> _YOUR TASK_
In the records below, pick out all lines containing the word "Address".

Dataset entries
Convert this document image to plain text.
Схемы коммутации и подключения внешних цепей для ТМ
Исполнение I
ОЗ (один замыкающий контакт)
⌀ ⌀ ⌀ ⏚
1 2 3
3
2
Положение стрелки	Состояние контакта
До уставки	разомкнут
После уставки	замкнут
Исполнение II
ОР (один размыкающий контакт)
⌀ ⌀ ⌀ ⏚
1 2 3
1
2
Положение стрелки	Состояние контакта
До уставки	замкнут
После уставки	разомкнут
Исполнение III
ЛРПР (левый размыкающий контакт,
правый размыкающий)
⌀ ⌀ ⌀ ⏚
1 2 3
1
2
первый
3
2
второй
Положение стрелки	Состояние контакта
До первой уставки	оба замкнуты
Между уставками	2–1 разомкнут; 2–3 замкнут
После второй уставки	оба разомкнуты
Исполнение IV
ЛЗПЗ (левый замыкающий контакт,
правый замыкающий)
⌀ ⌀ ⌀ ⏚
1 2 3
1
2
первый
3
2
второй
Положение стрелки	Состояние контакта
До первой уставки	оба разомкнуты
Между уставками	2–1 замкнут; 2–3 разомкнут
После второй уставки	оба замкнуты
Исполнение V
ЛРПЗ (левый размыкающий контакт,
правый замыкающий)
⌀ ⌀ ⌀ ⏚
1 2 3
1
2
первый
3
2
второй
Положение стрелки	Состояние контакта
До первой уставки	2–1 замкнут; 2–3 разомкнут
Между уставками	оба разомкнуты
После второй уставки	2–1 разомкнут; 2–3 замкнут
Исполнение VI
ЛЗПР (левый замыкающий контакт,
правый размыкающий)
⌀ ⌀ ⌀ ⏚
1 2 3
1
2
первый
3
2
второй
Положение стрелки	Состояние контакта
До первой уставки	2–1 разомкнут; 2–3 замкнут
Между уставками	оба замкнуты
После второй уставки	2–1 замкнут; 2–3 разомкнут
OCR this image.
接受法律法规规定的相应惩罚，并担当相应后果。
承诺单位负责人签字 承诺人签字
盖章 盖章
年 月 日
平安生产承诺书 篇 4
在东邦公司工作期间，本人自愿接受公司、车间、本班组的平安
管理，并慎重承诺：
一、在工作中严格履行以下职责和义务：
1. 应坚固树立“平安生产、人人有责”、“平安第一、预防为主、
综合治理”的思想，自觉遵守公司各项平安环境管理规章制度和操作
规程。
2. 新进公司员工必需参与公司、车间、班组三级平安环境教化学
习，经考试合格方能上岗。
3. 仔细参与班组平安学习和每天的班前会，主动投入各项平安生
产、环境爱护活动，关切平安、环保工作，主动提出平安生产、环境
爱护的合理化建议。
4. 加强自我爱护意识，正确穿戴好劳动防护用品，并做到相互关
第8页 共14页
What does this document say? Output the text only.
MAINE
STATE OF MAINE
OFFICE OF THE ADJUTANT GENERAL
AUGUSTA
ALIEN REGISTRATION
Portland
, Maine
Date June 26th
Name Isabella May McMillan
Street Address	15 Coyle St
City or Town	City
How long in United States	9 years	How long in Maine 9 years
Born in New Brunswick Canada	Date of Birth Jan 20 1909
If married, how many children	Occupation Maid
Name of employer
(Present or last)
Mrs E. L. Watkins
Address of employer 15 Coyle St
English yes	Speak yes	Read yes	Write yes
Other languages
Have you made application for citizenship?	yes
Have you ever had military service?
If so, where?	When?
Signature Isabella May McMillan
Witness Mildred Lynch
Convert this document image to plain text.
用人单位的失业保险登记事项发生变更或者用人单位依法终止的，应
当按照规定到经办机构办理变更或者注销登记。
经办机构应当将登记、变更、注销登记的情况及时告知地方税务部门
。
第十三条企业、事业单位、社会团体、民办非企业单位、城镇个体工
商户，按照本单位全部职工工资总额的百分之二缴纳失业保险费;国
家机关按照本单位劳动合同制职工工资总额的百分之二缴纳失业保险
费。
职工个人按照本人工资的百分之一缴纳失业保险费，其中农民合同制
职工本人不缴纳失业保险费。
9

> _RESPONSE FOR THIS EXERCISE_
Street Address	15 Coyle St
Address of employer 15 Coyle St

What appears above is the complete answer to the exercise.